Task >>
In the text on Niemann-Pick Disease Type C, mutations in which gene account for 95% of cases?

Niemann-Pick Disease Type C

Niemann-Pick Disease Type C results from mutations in NPC1 gene (95% of cases) or NPC2 gene (5% of cases), which encode proteins essential for intracellular lipid trafficking and metabolism. These proteins are required for proper movement of cholesterol and other lipids from lysosomes to other cellular compartments. Loss of NPC1 or NPC2 function impairs this lipid transport, leading to lysosomal accumulation of unesterified cholesterol, glycosphingolipids, and other lipids. This accumulation particularly affects neurons and hepatocytes. The mechanism of neuronal dysfunction involves impaired autophagy, mitochondrial dysfunction, calcium signaling abnormalities, oxidative stress, and neuroinflammation. NPC manifests in several forms depending on age of presentation. The infantile form presents with neonatal cholestasis, hepatosplenomegaly, and failure to thrive, with neurological signs appearing by age 2. The early-childhood form presents with neurological symptoms including ataxia, gaze palsy (downward worse than upward), developmental delay, and cognitive decline between ages 2-6 years. The juvenile form presents between 6-15 years with ataxia, cognitive decline, and psychiatric symptoms. The adult form presents after age 15 with progressive ataxia, cognitive decline, and other neurological features. Hepatosplenomegaly can be severe in some patients. Vertical supranuclear gaze palsy is characteristic, though not present in all patients. The disease is relentlessly progressive, with neurological decline eventually leading to severe disability and death.

(Items from a dataset)
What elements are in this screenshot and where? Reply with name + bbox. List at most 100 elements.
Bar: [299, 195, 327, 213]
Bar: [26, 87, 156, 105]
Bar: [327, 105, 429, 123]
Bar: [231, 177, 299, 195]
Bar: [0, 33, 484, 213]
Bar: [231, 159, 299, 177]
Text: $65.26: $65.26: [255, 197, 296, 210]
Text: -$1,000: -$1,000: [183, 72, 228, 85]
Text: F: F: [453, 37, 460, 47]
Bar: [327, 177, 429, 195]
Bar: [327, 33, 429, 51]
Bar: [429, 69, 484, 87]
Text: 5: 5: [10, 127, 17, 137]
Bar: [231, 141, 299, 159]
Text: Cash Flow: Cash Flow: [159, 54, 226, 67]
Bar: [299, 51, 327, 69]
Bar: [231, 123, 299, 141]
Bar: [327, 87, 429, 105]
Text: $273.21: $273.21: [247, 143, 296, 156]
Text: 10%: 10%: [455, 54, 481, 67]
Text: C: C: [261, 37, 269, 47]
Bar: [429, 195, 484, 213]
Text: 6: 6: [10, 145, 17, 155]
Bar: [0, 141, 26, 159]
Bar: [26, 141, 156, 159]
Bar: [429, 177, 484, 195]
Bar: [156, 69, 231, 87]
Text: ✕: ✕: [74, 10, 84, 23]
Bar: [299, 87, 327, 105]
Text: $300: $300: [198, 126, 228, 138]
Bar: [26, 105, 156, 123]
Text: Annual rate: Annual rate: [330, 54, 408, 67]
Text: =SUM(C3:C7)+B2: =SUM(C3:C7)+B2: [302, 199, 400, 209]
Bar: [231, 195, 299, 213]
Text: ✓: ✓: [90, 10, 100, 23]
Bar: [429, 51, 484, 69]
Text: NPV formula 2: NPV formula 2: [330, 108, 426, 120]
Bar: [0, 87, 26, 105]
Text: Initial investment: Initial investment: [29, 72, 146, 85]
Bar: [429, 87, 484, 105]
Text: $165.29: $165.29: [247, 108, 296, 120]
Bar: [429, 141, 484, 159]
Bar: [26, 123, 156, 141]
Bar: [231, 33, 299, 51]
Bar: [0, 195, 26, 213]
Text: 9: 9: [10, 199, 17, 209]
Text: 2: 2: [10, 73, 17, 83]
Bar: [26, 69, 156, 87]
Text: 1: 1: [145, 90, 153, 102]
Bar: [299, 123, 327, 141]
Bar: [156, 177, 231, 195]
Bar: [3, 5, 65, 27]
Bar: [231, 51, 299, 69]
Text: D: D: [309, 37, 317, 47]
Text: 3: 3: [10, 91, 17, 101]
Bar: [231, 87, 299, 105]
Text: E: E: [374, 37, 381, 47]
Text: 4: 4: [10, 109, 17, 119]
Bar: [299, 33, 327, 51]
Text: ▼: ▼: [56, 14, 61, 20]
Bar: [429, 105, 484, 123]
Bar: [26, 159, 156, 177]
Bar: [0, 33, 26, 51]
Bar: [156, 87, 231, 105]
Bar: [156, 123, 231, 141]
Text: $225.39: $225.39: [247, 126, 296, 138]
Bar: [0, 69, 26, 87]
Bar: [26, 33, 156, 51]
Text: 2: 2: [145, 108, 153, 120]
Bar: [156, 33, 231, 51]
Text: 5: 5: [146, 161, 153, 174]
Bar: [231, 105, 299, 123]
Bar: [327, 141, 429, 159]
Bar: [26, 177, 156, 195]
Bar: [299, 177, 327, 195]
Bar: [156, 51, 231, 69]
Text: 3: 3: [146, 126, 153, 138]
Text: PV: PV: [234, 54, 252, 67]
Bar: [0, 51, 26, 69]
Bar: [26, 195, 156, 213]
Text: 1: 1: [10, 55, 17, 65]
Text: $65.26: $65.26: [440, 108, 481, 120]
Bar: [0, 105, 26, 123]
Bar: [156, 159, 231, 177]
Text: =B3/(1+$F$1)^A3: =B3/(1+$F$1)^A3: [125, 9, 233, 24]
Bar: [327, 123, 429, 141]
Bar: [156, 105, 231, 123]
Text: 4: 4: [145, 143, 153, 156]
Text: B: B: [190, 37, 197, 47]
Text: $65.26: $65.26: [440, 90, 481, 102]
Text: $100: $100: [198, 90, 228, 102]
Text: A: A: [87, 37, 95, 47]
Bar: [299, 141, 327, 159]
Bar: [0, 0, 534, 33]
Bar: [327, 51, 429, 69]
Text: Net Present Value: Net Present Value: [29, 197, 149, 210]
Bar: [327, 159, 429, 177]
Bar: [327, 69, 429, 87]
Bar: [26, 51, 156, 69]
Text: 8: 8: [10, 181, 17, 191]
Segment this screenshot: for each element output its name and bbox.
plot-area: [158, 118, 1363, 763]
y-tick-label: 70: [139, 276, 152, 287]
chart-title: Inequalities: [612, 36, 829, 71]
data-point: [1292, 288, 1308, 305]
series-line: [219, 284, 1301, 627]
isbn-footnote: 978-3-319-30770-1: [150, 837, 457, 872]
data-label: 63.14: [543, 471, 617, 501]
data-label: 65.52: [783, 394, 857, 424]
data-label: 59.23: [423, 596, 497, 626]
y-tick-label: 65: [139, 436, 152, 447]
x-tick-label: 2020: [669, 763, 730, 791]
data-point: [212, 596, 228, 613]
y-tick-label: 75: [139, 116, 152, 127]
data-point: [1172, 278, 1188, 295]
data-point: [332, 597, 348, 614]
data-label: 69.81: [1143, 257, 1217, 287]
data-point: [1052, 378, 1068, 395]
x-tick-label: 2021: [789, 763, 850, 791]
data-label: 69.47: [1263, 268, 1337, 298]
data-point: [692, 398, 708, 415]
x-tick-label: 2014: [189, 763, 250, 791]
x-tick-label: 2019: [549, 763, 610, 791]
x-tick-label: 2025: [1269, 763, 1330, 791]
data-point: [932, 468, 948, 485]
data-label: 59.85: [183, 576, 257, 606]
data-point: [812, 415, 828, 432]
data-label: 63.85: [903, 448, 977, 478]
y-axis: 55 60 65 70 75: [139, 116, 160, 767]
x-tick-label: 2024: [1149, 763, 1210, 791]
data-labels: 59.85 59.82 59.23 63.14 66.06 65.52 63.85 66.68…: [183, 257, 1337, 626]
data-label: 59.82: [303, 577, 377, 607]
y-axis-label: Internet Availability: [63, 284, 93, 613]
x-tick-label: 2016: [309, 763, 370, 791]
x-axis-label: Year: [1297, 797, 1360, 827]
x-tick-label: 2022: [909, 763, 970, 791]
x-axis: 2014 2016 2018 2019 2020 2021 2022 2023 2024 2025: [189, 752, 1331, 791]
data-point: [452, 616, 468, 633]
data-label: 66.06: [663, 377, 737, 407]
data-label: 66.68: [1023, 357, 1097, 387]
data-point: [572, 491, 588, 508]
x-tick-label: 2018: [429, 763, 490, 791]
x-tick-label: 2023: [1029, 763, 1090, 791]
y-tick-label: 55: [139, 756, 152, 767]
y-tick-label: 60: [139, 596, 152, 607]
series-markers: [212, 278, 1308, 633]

Answer space >>
NPC1